» Rows from a figure dataset
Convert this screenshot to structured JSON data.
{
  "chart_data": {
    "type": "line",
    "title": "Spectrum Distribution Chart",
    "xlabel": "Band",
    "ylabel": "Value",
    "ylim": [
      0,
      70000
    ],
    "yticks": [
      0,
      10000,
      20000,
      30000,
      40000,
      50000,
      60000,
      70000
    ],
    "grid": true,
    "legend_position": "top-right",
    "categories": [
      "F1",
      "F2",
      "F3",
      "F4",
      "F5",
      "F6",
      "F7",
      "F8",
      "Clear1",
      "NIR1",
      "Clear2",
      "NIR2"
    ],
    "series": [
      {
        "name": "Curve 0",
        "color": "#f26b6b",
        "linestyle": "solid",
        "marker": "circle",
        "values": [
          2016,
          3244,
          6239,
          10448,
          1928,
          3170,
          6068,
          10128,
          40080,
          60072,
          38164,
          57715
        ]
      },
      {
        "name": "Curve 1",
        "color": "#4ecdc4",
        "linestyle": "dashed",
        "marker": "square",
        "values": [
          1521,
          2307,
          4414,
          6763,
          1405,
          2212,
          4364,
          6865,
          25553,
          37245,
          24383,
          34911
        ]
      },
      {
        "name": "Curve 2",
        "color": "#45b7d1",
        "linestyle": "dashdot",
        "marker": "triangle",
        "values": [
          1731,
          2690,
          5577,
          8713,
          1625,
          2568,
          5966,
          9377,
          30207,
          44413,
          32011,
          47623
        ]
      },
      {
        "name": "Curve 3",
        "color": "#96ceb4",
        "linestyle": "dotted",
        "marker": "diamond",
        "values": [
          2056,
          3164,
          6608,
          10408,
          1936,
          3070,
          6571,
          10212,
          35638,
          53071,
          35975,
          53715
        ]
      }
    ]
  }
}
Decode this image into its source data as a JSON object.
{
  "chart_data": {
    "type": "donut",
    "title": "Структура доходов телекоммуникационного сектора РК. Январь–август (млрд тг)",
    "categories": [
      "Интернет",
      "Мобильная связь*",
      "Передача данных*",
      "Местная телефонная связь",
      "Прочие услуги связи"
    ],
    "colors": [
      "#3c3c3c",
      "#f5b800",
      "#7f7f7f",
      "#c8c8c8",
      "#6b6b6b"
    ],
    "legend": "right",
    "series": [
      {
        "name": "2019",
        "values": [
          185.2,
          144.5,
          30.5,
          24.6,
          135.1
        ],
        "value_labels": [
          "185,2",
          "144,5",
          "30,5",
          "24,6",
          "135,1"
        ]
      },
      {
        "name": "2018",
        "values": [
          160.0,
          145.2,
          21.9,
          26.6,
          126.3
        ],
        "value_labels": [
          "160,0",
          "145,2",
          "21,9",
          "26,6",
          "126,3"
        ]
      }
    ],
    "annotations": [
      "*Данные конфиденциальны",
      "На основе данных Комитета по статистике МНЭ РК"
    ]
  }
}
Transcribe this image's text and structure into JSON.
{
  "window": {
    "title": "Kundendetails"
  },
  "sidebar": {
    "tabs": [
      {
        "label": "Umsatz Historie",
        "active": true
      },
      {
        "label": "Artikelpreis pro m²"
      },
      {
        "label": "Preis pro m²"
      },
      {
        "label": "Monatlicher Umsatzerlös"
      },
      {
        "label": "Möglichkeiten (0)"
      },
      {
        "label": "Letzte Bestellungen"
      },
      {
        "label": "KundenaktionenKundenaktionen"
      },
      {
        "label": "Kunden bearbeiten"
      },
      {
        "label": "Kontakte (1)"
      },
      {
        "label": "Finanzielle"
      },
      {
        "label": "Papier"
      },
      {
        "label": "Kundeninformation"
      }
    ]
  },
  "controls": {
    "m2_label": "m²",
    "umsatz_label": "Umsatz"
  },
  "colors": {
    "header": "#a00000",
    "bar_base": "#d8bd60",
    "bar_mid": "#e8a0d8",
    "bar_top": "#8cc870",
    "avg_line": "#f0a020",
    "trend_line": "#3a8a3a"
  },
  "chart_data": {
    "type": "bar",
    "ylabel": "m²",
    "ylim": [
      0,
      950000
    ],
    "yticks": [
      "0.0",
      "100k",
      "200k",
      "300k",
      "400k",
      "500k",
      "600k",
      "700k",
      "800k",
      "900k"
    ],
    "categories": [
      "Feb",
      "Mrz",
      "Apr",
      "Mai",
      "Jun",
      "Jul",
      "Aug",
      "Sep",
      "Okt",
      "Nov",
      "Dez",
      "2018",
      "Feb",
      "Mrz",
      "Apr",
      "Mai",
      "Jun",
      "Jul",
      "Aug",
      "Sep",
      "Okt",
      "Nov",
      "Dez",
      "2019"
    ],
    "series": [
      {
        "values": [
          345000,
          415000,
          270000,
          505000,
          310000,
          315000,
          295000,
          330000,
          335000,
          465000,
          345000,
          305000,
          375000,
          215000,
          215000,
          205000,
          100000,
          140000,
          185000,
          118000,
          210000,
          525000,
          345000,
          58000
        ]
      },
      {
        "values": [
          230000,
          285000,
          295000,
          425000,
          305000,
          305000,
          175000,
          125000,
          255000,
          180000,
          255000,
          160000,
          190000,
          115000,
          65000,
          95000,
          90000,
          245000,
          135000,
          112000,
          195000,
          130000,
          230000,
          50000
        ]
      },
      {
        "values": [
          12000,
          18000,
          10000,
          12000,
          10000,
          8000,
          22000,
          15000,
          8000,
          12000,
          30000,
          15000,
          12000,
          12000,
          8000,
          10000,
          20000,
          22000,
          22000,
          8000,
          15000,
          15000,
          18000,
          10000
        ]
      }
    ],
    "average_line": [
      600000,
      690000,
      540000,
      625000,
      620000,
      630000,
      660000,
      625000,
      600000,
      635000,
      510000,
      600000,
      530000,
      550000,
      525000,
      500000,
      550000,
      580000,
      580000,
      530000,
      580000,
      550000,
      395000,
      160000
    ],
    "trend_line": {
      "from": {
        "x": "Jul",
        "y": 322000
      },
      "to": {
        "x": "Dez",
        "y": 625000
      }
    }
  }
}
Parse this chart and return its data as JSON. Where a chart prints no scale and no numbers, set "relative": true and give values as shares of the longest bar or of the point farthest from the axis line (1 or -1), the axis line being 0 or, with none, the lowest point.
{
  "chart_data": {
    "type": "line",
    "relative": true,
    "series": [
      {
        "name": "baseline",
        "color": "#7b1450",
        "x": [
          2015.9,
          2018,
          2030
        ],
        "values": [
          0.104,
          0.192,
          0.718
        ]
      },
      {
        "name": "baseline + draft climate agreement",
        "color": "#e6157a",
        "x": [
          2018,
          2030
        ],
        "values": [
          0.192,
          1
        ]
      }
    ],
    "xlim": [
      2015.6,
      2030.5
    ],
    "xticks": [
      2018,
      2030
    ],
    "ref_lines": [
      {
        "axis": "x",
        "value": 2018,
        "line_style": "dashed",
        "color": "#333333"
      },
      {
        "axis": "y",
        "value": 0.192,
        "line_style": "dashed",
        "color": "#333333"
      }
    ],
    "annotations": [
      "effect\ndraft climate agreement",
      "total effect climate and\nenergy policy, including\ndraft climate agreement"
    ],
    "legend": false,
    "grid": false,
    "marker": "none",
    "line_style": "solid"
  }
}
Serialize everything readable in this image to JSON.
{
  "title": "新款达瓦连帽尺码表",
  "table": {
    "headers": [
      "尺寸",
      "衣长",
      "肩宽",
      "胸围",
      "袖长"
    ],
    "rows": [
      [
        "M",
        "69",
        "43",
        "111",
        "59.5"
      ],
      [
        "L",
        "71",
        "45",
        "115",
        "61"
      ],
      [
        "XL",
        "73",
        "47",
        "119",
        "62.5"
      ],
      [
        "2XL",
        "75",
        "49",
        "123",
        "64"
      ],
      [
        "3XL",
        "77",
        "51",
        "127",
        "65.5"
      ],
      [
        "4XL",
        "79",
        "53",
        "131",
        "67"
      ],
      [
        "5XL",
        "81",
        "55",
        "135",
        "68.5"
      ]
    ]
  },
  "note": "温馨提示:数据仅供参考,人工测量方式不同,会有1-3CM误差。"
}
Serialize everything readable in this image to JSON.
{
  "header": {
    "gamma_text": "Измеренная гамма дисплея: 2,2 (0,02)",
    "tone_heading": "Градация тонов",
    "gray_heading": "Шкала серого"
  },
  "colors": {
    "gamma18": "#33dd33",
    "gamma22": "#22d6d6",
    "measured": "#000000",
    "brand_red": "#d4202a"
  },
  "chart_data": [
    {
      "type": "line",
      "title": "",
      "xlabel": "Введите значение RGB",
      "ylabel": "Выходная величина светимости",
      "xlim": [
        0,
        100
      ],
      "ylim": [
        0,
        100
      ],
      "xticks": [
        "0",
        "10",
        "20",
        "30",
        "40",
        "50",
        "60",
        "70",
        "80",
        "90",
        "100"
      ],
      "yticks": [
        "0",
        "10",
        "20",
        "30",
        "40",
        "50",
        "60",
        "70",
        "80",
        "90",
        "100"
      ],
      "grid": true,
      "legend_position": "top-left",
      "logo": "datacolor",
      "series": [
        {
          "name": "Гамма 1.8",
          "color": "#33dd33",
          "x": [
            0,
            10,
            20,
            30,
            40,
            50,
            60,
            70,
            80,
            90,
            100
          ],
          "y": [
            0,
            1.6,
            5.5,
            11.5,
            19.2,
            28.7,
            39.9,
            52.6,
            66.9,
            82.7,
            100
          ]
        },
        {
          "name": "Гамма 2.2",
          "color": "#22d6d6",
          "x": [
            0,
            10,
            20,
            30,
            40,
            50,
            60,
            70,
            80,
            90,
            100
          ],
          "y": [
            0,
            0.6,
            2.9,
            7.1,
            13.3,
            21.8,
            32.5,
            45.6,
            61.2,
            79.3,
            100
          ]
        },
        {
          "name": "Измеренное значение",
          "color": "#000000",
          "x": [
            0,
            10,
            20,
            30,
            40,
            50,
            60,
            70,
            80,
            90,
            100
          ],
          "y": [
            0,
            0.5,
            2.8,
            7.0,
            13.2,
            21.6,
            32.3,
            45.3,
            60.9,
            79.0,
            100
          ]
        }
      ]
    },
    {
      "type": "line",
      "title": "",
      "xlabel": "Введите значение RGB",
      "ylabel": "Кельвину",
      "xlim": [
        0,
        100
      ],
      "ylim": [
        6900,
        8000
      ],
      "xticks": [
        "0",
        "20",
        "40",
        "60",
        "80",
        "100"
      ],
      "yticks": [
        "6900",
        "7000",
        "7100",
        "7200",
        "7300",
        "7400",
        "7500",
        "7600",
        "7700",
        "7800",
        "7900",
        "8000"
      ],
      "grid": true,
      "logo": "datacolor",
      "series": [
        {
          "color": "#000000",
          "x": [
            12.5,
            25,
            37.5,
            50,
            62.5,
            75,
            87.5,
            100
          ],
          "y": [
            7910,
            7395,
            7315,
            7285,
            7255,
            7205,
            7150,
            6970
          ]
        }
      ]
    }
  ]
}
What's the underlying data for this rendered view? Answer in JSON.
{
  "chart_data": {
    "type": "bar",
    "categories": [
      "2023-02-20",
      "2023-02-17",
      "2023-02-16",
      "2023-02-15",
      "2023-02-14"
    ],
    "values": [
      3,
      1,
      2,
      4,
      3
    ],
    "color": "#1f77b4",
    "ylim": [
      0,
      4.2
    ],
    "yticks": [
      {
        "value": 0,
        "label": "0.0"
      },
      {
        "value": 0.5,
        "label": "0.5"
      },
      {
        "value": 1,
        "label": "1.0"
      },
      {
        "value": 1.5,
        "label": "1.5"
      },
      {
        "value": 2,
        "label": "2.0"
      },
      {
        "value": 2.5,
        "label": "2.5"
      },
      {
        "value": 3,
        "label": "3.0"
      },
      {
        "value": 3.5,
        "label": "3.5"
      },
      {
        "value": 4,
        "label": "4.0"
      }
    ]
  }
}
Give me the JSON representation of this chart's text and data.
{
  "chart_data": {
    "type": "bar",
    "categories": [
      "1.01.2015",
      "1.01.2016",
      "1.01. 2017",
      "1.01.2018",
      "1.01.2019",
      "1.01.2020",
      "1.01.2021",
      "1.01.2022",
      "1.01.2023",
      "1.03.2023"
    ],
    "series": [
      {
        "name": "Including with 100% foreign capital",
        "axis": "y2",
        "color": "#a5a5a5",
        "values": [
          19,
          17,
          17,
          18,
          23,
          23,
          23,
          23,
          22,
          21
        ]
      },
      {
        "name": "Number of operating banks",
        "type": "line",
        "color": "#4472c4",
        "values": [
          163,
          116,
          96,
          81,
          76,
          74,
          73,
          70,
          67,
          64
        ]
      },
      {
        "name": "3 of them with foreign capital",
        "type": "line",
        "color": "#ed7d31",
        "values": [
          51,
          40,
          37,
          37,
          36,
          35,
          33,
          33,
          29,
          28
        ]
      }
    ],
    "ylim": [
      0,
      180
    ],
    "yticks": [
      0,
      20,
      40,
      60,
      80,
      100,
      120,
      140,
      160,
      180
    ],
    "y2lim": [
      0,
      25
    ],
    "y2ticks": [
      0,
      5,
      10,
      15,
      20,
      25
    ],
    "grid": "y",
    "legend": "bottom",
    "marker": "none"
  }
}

» WHAT IS EXPECTED
Each line of the material above either contains the word "JSON" or does not; state how many do, and nothing else.

» RESULT OF THE EXERCISE
8